● **Task objective**
Filter these entries so that only lines with the word "động" remain.

Stored records:
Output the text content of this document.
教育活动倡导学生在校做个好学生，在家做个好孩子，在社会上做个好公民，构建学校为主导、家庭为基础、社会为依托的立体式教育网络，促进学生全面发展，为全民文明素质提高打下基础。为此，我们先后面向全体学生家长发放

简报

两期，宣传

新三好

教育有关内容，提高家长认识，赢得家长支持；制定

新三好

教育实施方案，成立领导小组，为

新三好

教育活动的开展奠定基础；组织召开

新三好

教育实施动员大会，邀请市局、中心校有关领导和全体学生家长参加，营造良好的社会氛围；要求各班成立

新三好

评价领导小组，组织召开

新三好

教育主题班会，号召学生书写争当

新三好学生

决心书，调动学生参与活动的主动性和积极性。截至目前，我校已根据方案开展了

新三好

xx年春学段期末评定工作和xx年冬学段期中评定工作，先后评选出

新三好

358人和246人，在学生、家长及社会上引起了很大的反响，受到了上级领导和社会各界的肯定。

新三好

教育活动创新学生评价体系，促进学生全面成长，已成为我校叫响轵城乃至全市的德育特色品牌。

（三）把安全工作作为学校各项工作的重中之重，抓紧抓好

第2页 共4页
---
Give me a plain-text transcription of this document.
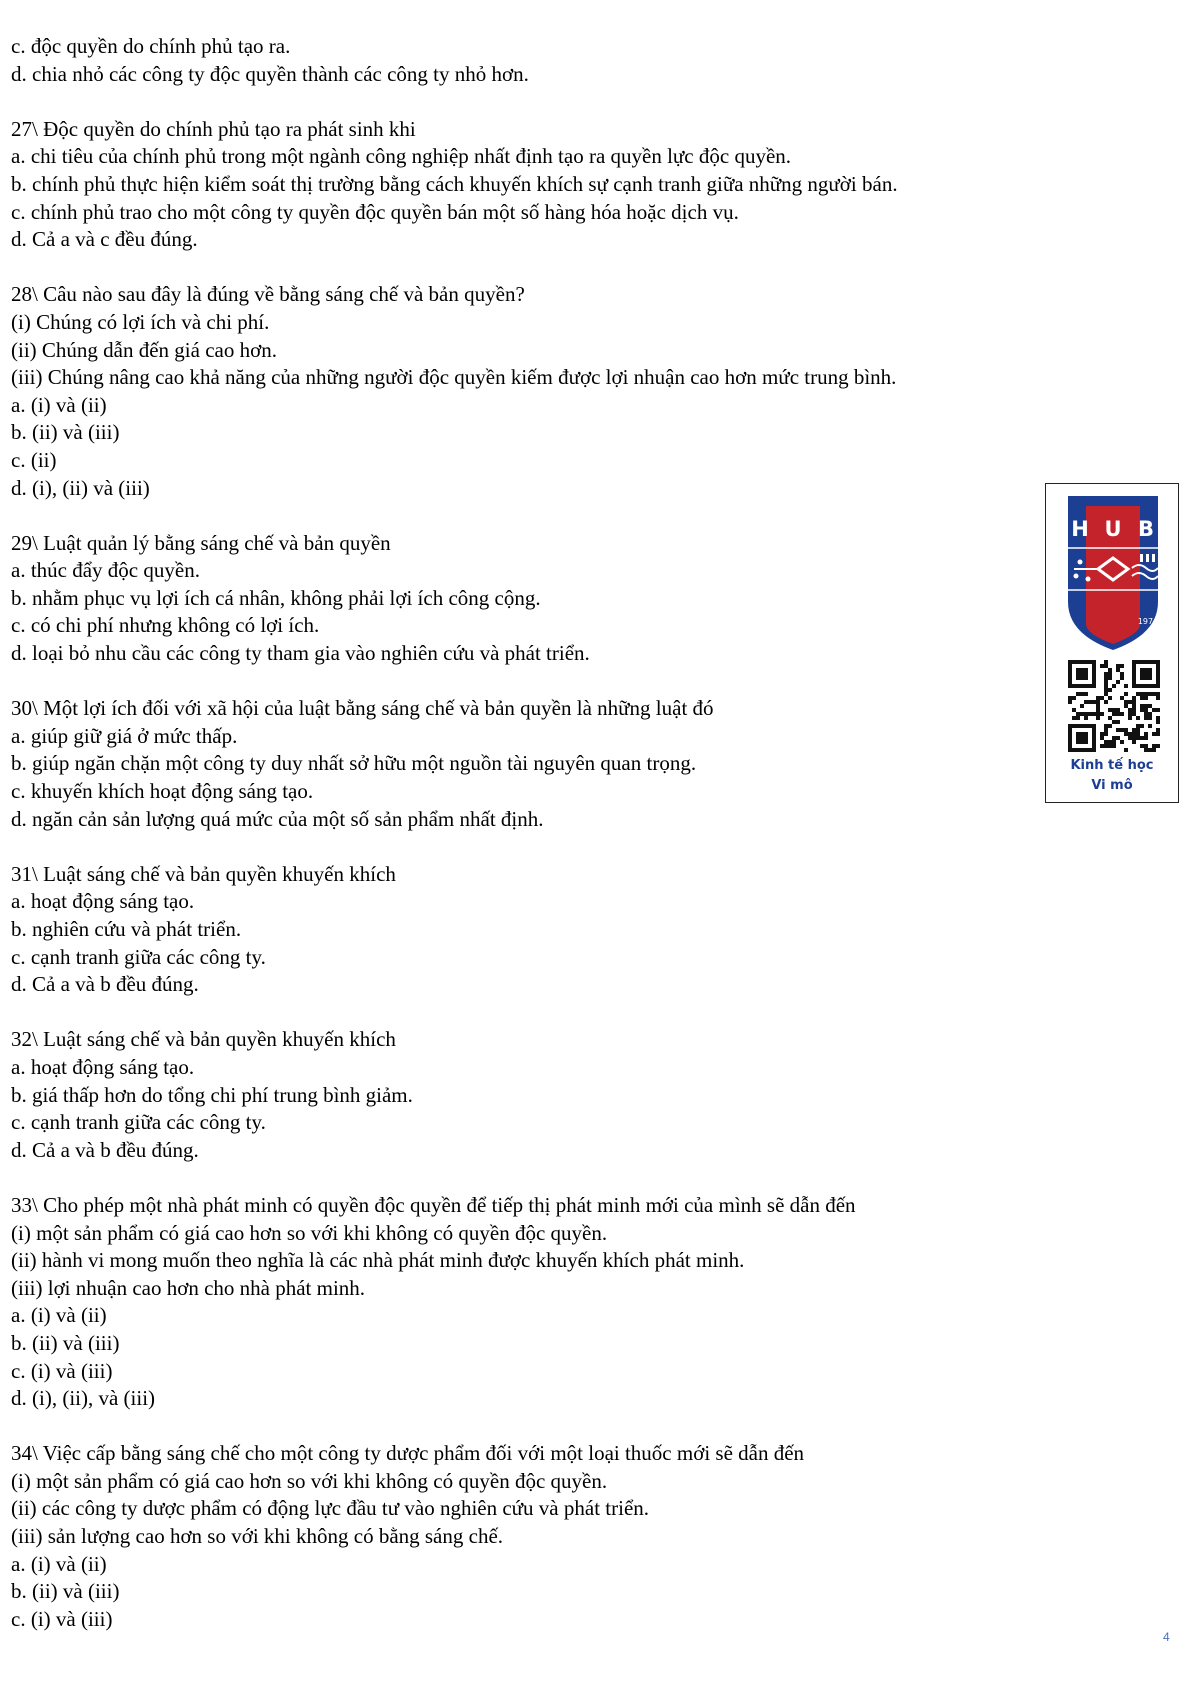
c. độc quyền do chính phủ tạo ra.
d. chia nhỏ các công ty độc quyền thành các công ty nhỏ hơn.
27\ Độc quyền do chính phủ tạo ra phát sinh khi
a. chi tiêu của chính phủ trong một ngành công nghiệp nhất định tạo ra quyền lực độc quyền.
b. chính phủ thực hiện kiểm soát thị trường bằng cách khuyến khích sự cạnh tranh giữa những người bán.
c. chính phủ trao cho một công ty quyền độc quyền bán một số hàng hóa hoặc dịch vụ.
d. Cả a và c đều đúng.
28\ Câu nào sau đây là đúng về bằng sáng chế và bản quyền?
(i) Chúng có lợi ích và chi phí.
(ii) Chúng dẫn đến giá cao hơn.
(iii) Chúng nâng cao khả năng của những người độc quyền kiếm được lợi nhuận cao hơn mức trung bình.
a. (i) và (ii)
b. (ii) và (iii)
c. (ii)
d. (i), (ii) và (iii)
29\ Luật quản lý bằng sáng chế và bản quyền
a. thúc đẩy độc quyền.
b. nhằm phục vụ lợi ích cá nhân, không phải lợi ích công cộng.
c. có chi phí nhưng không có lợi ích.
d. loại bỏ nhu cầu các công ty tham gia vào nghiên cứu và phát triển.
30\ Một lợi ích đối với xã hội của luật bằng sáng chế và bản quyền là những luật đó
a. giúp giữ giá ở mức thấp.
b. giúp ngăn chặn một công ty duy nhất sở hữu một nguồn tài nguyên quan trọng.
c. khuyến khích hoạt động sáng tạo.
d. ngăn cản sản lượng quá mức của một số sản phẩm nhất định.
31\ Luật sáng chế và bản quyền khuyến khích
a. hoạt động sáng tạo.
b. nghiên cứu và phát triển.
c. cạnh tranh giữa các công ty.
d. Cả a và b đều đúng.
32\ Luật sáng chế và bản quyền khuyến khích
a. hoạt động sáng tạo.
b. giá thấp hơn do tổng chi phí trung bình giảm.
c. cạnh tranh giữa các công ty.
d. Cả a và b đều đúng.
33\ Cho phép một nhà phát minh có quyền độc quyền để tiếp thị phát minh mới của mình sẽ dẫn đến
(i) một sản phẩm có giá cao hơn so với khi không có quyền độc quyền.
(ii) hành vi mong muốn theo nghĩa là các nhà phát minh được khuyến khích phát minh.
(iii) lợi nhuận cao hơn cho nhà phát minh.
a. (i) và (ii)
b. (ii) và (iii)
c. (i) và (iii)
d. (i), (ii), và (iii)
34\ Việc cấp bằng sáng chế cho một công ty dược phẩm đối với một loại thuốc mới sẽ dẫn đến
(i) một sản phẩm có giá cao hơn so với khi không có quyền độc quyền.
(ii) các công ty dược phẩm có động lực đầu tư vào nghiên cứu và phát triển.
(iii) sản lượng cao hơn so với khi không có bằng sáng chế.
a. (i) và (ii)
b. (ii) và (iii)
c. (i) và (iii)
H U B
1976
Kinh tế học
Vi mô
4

● **Response for this exercise**
c. khuyến khích hoạt động sáng tạo.
a. hoạt động sáng tạo.
a. hoạt động sáng tạo.
(ii) các công ty dược phẩm có động lực đầu tư vào nghiên cứu và phát triển.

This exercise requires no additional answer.